Task brief:
Count how many lines in the material below hold the word "JSON"; the reply is that number alone.

Data records
********************
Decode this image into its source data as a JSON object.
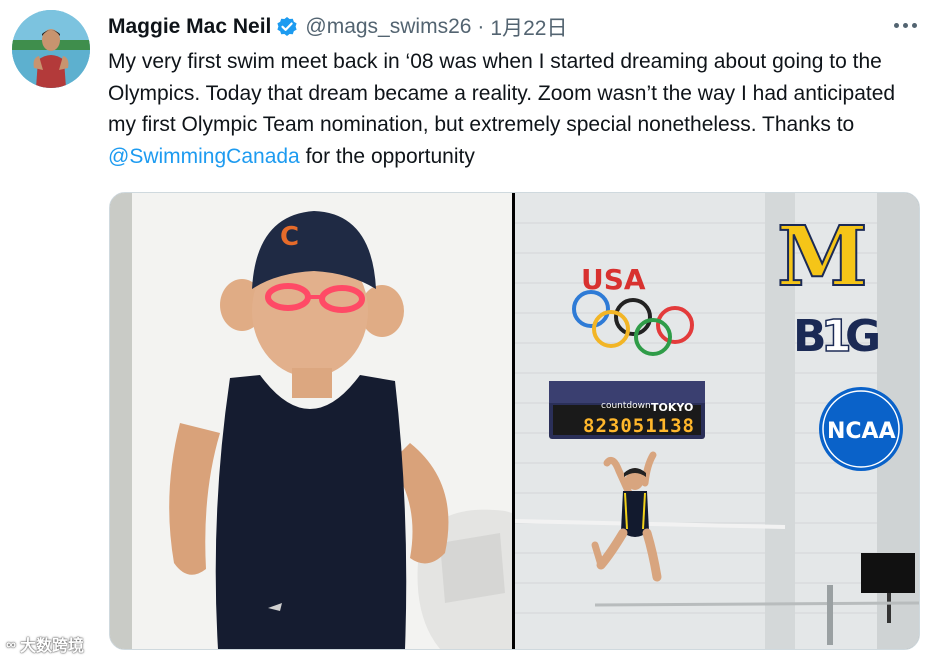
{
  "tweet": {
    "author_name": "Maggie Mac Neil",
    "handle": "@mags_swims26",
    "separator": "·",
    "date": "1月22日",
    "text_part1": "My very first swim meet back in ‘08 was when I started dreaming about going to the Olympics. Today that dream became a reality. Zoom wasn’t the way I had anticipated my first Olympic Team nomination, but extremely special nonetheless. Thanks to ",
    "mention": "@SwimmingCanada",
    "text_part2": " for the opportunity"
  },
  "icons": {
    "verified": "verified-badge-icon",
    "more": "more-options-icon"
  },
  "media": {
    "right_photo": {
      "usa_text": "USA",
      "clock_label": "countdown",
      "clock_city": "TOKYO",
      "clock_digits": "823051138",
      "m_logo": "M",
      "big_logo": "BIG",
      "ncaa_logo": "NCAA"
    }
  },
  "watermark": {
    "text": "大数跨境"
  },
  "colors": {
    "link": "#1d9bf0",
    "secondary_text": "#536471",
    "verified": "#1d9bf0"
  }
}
********************
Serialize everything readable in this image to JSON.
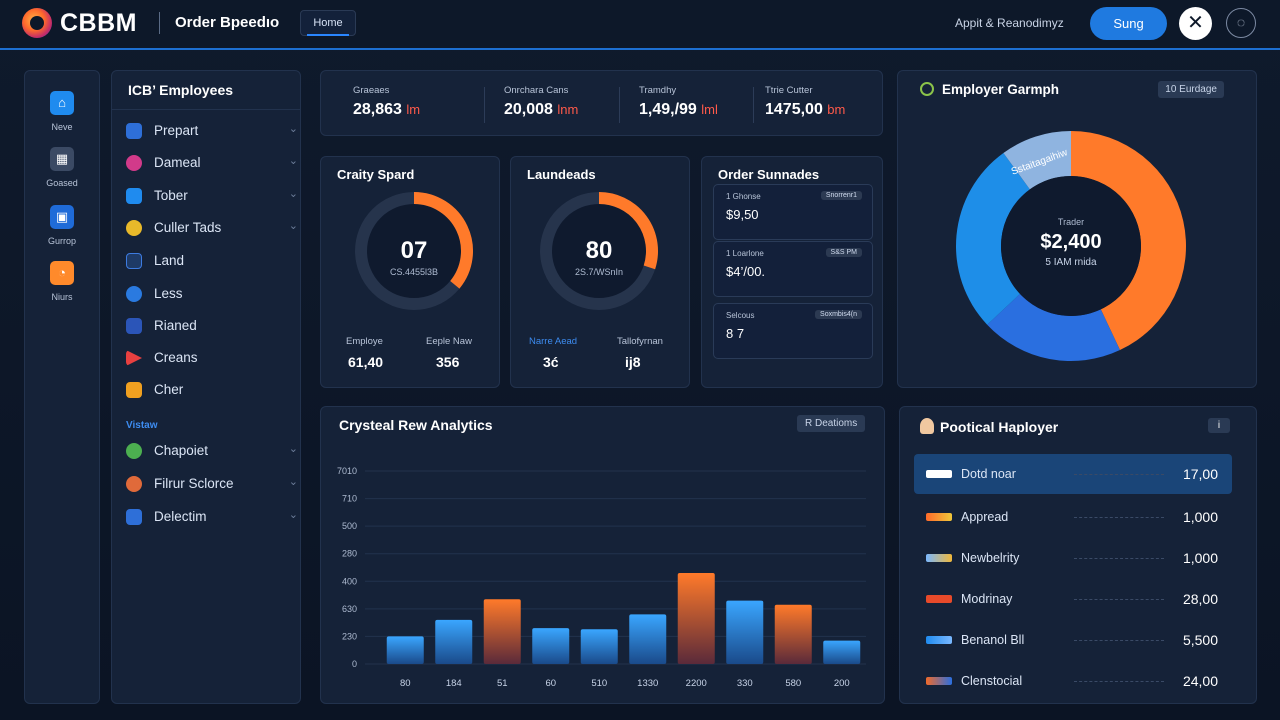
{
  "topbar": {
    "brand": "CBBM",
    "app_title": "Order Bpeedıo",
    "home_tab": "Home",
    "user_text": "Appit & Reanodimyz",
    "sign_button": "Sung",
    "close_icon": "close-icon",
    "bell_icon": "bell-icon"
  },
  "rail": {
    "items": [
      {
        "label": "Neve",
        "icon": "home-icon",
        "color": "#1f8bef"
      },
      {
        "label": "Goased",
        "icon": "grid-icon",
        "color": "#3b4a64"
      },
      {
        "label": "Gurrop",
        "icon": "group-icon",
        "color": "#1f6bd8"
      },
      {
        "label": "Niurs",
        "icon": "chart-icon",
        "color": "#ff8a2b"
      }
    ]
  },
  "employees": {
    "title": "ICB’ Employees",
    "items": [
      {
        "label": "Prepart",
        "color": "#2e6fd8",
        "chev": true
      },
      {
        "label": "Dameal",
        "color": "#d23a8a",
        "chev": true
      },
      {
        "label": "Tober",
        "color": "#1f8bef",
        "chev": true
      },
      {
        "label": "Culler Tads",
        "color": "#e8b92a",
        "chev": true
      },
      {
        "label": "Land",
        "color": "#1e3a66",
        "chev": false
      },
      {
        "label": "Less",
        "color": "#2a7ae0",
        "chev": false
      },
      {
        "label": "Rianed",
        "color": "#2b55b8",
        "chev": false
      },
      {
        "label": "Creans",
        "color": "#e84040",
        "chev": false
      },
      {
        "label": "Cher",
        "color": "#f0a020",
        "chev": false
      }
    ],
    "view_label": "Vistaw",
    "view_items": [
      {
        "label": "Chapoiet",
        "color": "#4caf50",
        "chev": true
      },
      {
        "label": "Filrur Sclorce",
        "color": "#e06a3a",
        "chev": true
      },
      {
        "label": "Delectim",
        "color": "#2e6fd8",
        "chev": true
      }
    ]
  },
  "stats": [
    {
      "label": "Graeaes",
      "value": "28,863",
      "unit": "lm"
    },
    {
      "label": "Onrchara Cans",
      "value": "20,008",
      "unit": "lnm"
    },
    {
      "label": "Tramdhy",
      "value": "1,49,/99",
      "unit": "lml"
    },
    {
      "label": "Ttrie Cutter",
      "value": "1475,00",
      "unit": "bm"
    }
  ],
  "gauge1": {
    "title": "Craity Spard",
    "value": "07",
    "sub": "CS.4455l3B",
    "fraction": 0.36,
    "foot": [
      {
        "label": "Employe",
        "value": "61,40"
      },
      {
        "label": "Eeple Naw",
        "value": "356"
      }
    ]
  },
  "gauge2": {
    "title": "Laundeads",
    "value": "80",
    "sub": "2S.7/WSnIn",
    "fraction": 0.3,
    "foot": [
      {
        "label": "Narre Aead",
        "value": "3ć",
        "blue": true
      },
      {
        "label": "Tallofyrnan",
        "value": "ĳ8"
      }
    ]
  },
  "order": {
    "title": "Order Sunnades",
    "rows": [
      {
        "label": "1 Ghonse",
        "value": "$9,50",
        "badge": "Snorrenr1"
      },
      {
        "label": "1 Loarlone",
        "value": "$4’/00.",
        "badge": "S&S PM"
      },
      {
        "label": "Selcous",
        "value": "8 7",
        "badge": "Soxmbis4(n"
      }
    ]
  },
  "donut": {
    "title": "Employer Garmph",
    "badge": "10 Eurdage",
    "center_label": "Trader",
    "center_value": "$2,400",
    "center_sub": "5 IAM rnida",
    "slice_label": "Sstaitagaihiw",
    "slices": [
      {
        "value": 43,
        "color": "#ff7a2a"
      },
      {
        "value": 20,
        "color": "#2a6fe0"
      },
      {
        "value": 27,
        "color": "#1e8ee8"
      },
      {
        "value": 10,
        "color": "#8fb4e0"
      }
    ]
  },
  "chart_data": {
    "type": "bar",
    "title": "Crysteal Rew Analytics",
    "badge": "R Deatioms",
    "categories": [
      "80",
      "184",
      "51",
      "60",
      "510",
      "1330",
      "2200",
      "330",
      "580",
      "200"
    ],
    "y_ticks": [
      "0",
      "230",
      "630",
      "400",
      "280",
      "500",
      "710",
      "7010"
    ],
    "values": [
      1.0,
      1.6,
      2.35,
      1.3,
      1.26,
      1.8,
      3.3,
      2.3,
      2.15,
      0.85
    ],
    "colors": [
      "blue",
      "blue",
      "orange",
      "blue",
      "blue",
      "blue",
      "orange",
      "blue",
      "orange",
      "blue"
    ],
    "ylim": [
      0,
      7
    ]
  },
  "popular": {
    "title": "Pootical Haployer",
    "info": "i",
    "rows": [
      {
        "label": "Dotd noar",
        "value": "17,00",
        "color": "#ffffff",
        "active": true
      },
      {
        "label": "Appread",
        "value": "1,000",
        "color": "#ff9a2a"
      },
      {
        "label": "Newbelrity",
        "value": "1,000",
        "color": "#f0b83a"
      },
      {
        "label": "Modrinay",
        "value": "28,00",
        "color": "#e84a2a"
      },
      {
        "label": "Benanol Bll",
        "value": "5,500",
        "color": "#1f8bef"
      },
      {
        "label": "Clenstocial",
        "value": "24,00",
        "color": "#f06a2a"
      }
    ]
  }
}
********************
Written solution:
2